Objective =
Report how many lines contain "Continuous"; state the number and nothing else.

* BEGIN *

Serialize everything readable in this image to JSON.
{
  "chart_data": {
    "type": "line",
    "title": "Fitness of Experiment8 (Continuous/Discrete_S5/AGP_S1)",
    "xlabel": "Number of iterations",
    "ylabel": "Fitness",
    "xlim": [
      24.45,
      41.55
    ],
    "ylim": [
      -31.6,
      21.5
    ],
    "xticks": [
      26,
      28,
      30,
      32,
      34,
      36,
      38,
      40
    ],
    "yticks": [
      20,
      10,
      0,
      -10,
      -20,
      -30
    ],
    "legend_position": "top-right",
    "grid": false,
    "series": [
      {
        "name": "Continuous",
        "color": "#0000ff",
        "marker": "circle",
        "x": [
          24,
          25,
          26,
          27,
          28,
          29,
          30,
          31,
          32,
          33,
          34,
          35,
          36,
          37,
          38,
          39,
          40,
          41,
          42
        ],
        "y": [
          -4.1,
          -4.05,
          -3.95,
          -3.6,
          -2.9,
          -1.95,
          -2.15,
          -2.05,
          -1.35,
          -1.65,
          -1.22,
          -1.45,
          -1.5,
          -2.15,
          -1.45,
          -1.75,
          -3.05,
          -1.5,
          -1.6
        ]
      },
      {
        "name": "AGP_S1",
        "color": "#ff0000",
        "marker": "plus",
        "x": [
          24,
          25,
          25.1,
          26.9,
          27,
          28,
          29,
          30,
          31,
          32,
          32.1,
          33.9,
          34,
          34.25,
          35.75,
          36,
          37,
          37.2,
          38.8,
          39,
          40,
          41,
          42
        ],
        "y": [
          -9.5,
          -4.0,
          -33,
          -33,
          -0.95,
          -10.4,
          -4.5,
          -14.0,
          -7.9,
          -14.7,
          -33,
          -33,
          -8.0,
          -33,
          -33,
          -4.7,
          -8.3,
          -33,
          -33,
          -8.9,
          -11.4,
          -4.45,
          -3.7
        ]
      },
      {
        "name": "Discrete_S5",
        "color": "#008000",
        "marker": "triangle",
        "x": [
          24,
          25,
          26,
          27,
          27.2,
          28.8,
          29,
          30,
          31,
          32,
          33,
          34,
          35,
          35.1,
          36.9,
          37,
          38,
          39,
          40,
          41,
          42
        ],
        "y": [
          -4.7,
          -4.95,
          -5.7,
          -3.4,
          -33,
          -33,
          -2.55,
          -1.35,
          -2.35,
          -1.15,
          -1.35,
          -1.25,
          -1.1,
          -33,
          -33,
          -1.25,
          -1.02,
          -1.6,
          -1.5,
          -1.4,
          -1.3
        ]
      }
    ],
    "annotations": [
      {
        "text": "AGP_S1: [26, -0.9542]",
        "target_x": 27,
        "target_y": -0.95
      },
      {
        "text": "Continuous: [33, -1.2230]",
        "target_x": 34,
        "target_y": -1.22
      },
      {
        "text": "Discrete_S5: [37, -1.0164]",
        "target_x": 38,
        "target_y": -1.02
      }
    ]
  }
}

* END *

Task solution =
3